-- START Given entries --

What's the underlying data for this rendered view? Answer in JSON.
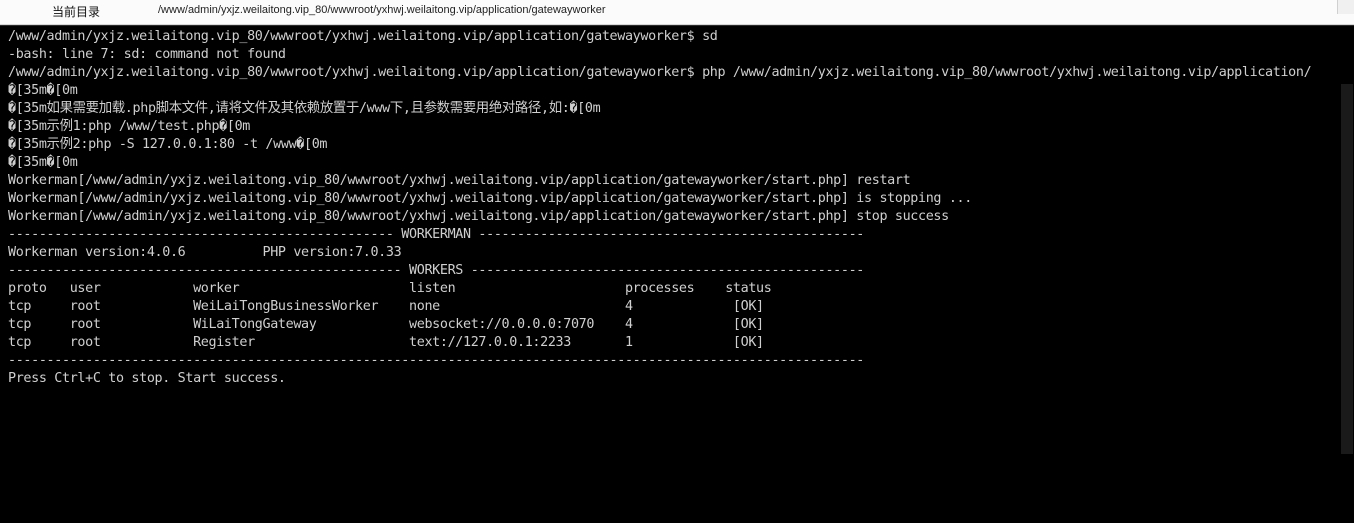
{
  "location_bar": {
    "label": "当前目录",
    "path": "/www/admin/yxjz.weilaitong.vip_80/wwwroot/yxhwj.weilaitong.vip/application/gatewayworker"
  },
  "terminal": {
    "lines": [
      "/www/admin/yxjz.weilaitong.vip_80/wwwroot/yxhwj.weilaitong.vip/application/gatewayworker$ sd",
      "-bash: line 7: sd: command not found",
      "/www/admin/yxjz.weilaitong.vip_80/wwwroot/yxhwj.weilaitong.vip/application/gatewayworker$ php /www/admin/yxjz.weilaitong.vip_80/wwwroot/yxhwj.weilaitong.vip/application/",
      "�[35m�[0m",
      "�[35m如果需要加载.php脚本文件,请将文件及其依赖放置于/www下,且参数需要用绝对路径,如:�[0m",
      "�[35m示例1:php /www/test.php�[0m",
      "�[35m示例2:php -S 127.0.0.1:80 -t /www�[0m",
      "�[35m�[0m",
      "Workerman[/www/admin/yxjz.weilaitong.vip_80/wwwroot/yxhwj.weilaitong.vip/application/gatewayworker/start.php] restart",
      "Workerman[/www/admin/yxjz.weilaitong.vip_80/wwwroot/yxhwj.weilaitong.vip/application/gatewayworker/start.php] is stopping ...",
      "Workerman[/www/admin/yxjz.weilaitong.vip_80/wwwroot/yxhwj.weilaitong.vip/application/gatewayworker/start.php] stop success",
      "-------------------------------------------------- WORKERMAN --------------------------------------------------",
      "Workerman version:4.0.6          PHP version:7.0.33",
      "--------------------------------------------------- WORKERS ---------------------------------------------------",
      "proto   user            worker                      listen                      processes    status",
      "tcp     root            WeiLaiTongBusinessWorker    none                        4             [OK]",
      "tcp     root            WiLaiTongGateway            websocket://0.0.0.0:7070    4             [OK]",
      "tcp     root            Register                    text://127.0.0.1:2233       1             [OK]",
      "---------------------------------------------------------------------------------------------------------------",
      "Press Ctrl+C to stop. Start success."
    ]
  }
}
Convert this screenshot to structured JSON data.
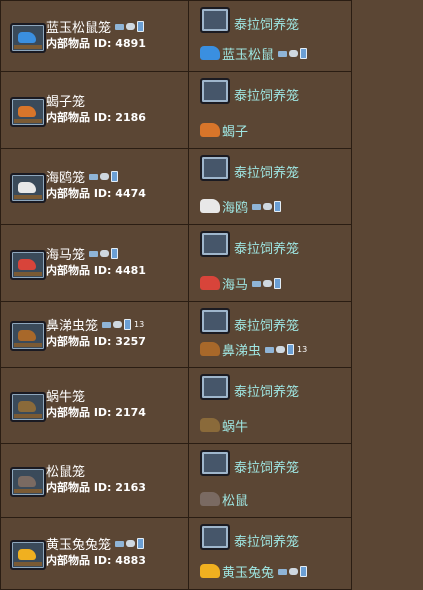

-- END Given entries --

(Problem to work on): Reproduce the material word for word, minus the images.

(Exercise answer):
What's the underlying data for this rendered view? Answer in JSON.
{
  "location_bar": {
    "label": "当前目录",
    "path": "/www/admin/yxjz.weilaitong.vip_80/wwwroot/yxhwj.weilaitong.vip/application/gatewayworker"
  },
  "terminal": {
    "lines": [
      "/www/admin/yxjz.weilaitong.vip_80/wwwroot/yxhwj.weilaitong.vip/application/gatewayworker$ sd",
      "-bash: line 7: sd: command not found",
      "/www/admin/yxjz.weilaitong.vip_80/wwwroot/yxhwj.weilaitong.vip/application/gatewayworker$ php /www/admin/yxjz.weilaitong.vip_80/wwwroot/yxhwj.weilaitong.vip/application/",
      "�[35m�[0m",
      "�[35m如果需要加载.php脚本文件,请将文件及其依赖放置于/www下,且参数需要用绝对路径,如:�[0m",
      "�[35m示例1:php /www/test.php�[0m",
      "�[35m示例2:php -S 127.0.0.1:80 -t /www�[0m",
      "�[35m�[0m",
      "Workerman[/www/admin/yxjz.weilaitong.vip_80/wwwroot/yxhwj.weilaitong.vip/application/gatewayworker/start.php] restart",
      "Workerman[/www/admin/yxjz.weilaitong.vip_80/wwwroot/yxhwj.weilaitong.vip/application/gatewayworker/start.php] is stopping ...",
      "Workerman[/www/admin/yxjz.weilaitong.vip_80/wwwroot/yxhwj.weilaitong.vip/application/gatewayworker/start.php] stop success",
      "-------------------------------------------------- WORKERMAN --------------------------------------------------",
      "Workerman version:4.0.6          PHP version:7.0.33",
      "--------------------------------------------------- WORKERS ---------------------------------------------------",
      "proto   user            worker                      listen                      processes    status",
      "tcp     root            WeiLaiTongBusinessWorker    none                        4             [OK]",
      "tcp     root            WiLaiTongGateway            websocket://0.0.0.0:7070    4             [OK]",
      "tcp     root            Register                    text://127.0.0.1:2233       1             [OK]",
      "---------------------------------------------------------------------------------------------------------------",
      "Press Ctrl+C to stop. Start success."
    ]
  }
}
Convert this screenshot to structured JSON data.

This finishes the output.